_Exercise task_
Extract all lines that hold "pumping" from the records below.

[Data entries]
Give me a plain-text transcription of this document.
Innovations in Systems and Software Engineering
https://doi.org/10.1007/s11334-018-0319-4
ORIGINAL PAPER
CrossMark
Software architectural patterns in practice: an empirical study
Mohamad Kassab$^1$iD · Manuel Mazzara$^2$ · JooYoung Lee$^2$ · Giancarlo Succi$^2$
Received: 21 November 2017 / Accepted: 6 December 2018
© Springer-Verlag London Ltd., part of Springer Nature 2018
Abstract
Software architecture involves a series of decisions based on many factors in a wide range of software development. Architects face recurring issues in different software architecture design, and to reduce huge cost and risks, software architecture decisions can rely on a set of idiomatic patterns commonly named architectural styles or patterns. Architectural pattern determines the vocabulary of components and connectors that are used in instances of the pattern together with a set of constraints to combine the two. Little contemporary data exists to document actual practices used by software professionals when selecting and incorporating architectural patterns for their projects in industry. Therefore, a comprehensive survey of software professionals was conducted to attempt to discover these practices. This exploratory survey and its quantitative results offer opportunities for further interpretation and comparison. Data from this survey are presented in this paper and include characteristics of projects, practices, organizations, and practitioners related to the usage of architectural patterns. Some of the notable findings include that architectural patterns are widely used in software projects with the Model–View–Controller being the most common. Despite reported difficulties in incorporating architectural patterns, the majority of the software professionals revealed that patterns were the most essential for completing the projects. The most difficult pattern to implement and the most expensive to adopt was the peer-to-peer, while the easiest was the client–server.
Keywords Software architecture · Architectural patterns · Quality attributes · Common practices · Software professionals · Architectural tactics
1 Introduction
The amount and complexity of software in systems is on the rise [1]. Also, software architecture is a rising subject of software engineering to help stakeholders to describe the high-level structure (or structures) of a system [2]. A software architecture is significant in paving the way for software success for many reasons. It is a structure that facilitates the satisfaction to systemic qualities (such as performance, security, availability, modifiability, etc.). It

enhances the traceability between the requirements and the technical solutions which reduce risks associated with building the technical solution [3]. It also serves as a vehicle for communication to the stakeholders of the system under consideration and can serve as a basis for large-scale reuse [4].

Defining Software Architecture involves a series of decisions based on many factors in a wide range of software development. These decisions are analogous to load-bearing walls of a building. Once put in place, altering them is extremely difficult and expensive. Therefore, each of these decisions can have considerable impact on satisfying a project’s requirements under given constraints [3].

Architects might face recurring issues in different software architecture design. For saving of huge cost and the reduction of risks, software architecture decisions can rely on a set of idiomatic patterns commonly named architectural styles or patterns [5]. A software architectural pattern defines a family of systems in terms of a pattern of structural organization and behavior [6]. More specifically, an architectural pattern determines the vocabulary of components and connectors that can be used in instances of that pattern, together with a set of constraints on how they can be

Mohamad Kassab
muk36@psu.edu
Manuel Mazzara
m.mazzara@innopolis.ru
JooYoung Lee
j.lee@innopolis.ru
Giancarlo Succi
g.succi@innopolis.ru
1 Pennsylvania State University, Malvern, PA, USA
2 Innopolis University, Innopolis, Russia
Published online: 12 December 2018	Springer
...
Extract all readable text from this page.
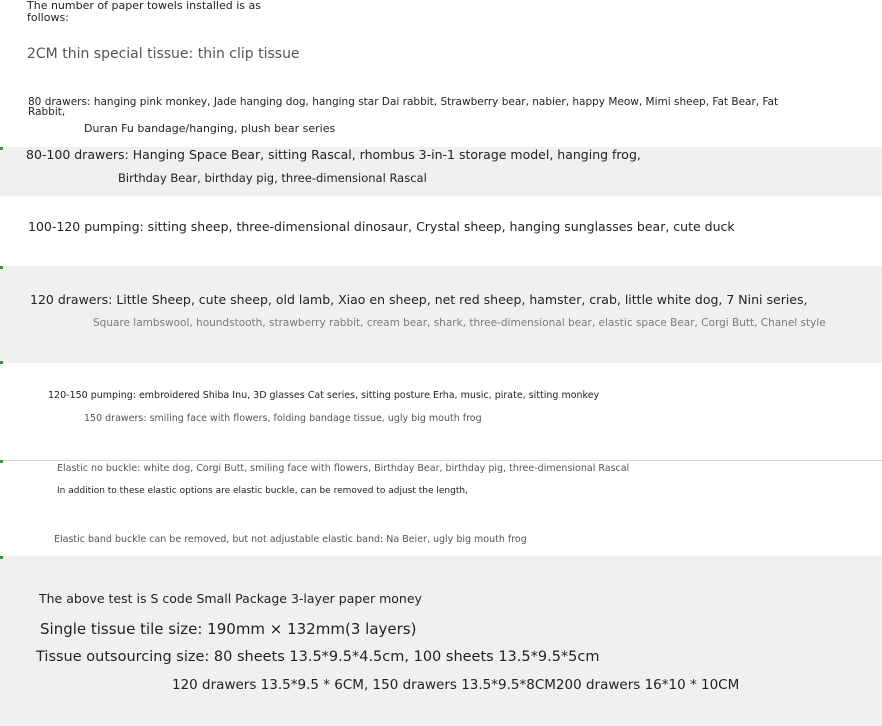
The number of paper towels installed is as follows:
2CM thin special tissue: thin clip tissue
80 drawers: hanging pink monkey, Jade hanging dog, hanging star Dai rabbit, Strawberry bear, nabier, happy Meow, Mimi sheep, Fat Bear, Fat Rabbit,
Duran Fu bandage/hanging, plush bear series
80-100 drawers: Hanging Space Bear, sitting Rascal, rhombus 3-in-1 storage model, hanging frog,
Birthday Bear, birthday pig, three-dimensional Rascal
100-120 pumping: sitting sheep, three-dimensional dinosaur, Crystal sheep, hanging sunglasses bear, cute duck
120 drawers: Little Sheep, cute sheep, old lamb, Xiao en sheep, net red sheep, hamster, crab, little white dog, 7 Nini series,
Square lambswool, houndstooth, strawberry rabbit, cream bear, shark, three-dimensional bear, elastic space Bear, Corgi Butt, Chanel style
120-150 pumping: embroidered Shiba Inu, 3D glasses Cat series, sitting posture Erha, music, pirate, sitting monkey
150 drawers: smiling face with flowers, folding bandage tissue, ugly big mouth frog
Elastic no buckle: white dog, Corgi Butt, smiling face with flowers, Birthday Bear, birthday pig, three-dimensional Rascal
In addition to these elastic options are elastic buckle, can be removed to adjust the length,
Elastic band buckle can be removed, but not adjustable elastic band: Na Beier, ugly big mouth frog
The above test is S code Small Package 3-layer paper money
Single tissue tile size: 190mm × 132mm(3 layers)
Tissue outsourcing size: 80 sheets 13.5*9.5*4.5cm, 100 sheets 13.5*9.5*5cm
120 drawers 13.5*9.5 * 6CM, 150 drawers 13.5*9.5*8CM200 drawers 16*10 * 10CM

_Answer to the task_
100-120 pumping: sitting sheep, three-dimensional dinosaur, Crystal sheep, hanging sunglasses bear, cute duck
120-150 pumping: embroidered Shiba Inu, 3D glasses Cat series, sitting posture Erha, music, pirate, sitting monkey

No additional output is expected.